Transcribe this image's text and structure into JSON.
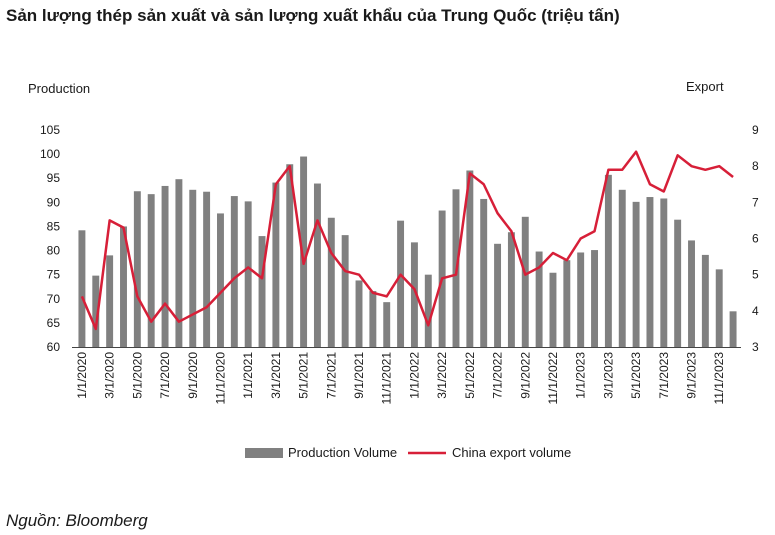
{
  "title": "Sản lượng thép sản xuất và sản lượng xuất khẩu của Trung Quốc (triệu tấn)",
  "source": "Nguồn: Bloomberg",
  "chart_data": {
    "type": "bar+line",
    "ylabel_left": "Production",
    "ylabel_right": "Export",
    "ylim_left": [
      60,
      105
    ],
    "ylim_right": [
      3,
      9
    ],
    "yticks_left": [
      "60",
      "65",
      "70",
      "75",
      "80",
      "85",
      "90",
      "95",
      "100",
      "105"
    ],
    "yticks_right": [
      "3",
      "4",
      "5",
      "6",
      "7",
      "8",
      "9"
    ],
    "xtick_labels": [
      "1/1/2020",
      "3/1/2020",
      "5/1/2020",
      "7/1/2020",
      "9/1/2020",
      "11/1/2020",
      "1/1/2021",
      "3/1/2021",
      "5/1/2021",
      "7/1/2021",
      "9/1/2021",
      "11/1/2021",
      "1/1/2022",
      "3/1/2022",
      "5/1/2022",
      "7/1/2022",
      "9/1/2022",
      "11/1/2022",
      "1/1/2023",
      "3/1/2023",
      "5/1/2023",
      "7/1/2023",
      "9/1/2023",
      "11/1/2023"
    ],
    "x": [
      "1/1/2020",
      "2/1/2020",
      "3/1/2020",
      "4/1/2020",
      "5/1/2020",
      "6/1/2020",
      "7/1/2020",
      "8/1/2020",
      "9/1/2020",
      "10/1/2020",
      "11/1/2020",
      "12/1/2020",
      "1/1/2021",
      "2/1/2021",
      "3/1/2021",
      "4/1/2021",
      "5/1/2021",
      "6/1/2021",
      "7/1/2021",
      "8/1/2021",
      "9/1/2021",
      "10/1/2021",
      "11/1/2021",
      "12/1/2021",
      "1/1/2022",
      "2/1/2022",
      "3/1/2022",
      "4/1/2022",
      "5/1/2022",
      "6/1/2022",
      "7/1/2022",
      "8/1/2022",
      "9/1/2022",
      "10/1/2022",
      "11/1/2022",
      "12/1/2022",
      "1/1/2023",
      "2/1/2023",
      "3/1/2023",
      "4/1/2023",
      "5/1/2023",
      "6/1/2023",
      "7/1/2023",
      "8/1/2023",
      "9/1/2023",
      "10/1/2023",
      "11/1/2023",
      "12/1/2023"
    ],
    "series": [
      {
        "name": "Production Volume",
        "type": "bar",
        "axis": "left",
        "color": "#808080",
        "values": [
          84.2,
          74.8,
          79.0,
          85.0,
          92.3,
          91.7,
          93.4,
          94.8,
          92.6,
          92.2,
          87.7,
          91.3,
          90.2,
          83.0,
          94.1,
          97.9,
          99.5,
          93.9,
          86.8,
          83.2,
          73.8,
          71.6,
          69.3,
          86.2,
          81.7,
          75.0,
          88.3,
          92.7,
          96.6,
          90.7,
          81.4,
          83.8,
          87.0,
          79.8,
          75.4,
          78.0,
          79.6,
          80.1,
          95.7,
          92.6,
          90.1,
          91.1,
          90.8,
          86.4,
          82.1,
          79.1,
          76.1,
          67.4
        ]
      },
      {
        "name": "China export volume",
        "type": "line",
        "axis": "right",
        "color": "#d71f38",
        "values": [
          4.4,
          3.5,
          6.5,
          6.3,
          4.4,
          3.7,
          4.2,
          3.7,
          3.9,
          4.1,
          4.5,
          4.9,
          5.2,
          4.9,
          7.5,
          8.0,
          5.3,
          6.5,
          5.6,
          5.1,
          5.0,
          4.5,
          4.4,
          5.0,
          4.6,
          3.6,
          4.9,
          5.0,
          7.8,
          7.5,
          6.7,
          6.2,
          5.0,
          5.2,
          5.6,
          5.4,
          6.0,
          6.2,
          7.9,
          7.9,
          8.4,
          7.5,
          7.3,
          8.3,
          8.0,
          7.9,
          8.0,
          7.7
        ]
      }
    ],
    "legend_position": "bottom"
  }
}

- **TASK DESCRIPTION**
Go through the material above and print all of it exactly, except the pictures.

- **RESULT OF THIS EXERCISE**
Transcribe this image's text and structure into JSON.
{
  "title": "Sản lượng thép sản xuất và sản lượng xuất khẩu của Trung Quốc (triệu tấn)",
  "source": "Nguồn: Bloomberg",
  "chart_data": {
    "type": "bar+line",
    "ylabel_left": "Production",
    "ylabel_right": "Export",
    "ylim_left": [
      60,
      105
    ],
    "ylim_right": [
      3,
      9
    ],
    "yticks_left": [
      "60",
      "65",
      "70",
      "75",
      "80",
      "85",
      "90",
      "95",
      "100",
      "105"
    ],
    "yticks_right": [
      "3",
      "4",
      "5",
      "6",
      "7",
      "8",
      "9"
    ],
    "xtick_labels": [
      "1/1/2020",
      "3/1/2020",
      "5/1/2020",
      "7/1/2020",
      "9/1/2020",
      "11/1/2020",
      "1/1/2021",
      "3/1/2021",
      "5/1/2021",
      "7/1/2021",
      "9/1/2021",
      "11/1/2021",
      "1/1/2022",
      "3/1/2022",
      "5/1/2022",
      "7/1/2022",
      "9/1/2022",
      "11/1/2022",
      "1/1/2023",
      "3/1/2023",
      "5/1/2023",
      "7/1/2023",
      "9/1/2023",
      "11/1/2023"
    ],
    "x": [
      "1/1/2020",
      "2/1/2020",
      "3/1/2020",
      "4/1/2020",
      "5/1/2020",
      "6/1/2020",
      "7/1/2020",
      "8/1/2020",
      "9/1/2020",
      "10/1/2020",
      "11/1/2020",
      "12/1/2020",
      "1/1/2021",
      "2/1/2021",
      "3/1/2021",
      "4/1/2021",
      "5/1/2021",
      "6/1/2021",
      "7/1/2021",
      "8/1/2021",
      "9/1/2021",
      "10/1/2021",
      "11/1/2021",
      "12/1/2021",
      "1/1/2022",
      "2/1/2022",
      "3/1/2022",
      "4/1/2022",
      "5/1/2022",
      "6/1/2022",
      "7/1/2022",
      "8/1/2022",
      "9/1/2022",
      "10/1/2022",
      "11/1/2022",
      "12/1/2022",
      "1/1/2023",
      "2/1/2023",
      "3/1/2023",
      "4/1/2023",
      "5/1/2023",
      "6/1/2023",
      "7/1/2023",
      "8/1/2023",
      "9/1/2023",
      "10/1/2023",
      "11/1/2023",
      "12/1/2023"
    ],
    "series": [
      {
        "name": "Production Volume",
        "type": "bar",
        "axis": "left",
        "color": "#808080",
        "values": [
          84.2,
          74.8,
          79.0,
          85.0,
          92.3,
          91.7,
          93.4,
          94.8,
          92.6,
          92.2,
          87.7,
          91.3,
          90.2,
          83.0,
          94.1,
          97.9,
          99.5,
          93.9,
          86.8,
          83.2,
          73.8,
          71.6,
          69.3,
          86.2,
          81.7,
          75.0,
          88.3,
          92.7,
          96.6,
          90.7,
          81.4,
          83.8,
          87.0,
          79.8,
          75.4,
          78.0,
          79.6,
          80.1,
          95.7,
          92.6,
          90.1,
          91.1,
          90.8,
          86.4,
          82.1,
          79.1,
          76.1,
          67.4
        ]
      },
      {
        "name": "China export volume",
        "type": "line",
        "axis": "right",
        "color": "#d71f38",
        "values": [
          4.4,
          3.5,
          6.5,
          6.3,
          4.4,
          3.7,
          4.2,
          3.7,
          3.9,
          4.1,
          4.5,
          4.9,
          5.2,
          4.9,
          7.5,
          8.0,
          5.3,
          6.5,
          5.6,
          5.1,
          5.0,
          4.5,
          4.4,
          5.0,
          4.6,
          3.6,
          4.9,
          5.0,
          7.8,
          7.5,
          6.7,
          6.2,
          5.0,
          5.2,
          5.6,
          5.4,
          6.0,
          6.2,
          7.9,
          7.9,
          8.4,
          7.5,
          7.3,
          8.3,
          8.0,
          7.9,
          8.0,
          7.7
        ]
      }
    ],
    "legend_position": "bottom"
  }
}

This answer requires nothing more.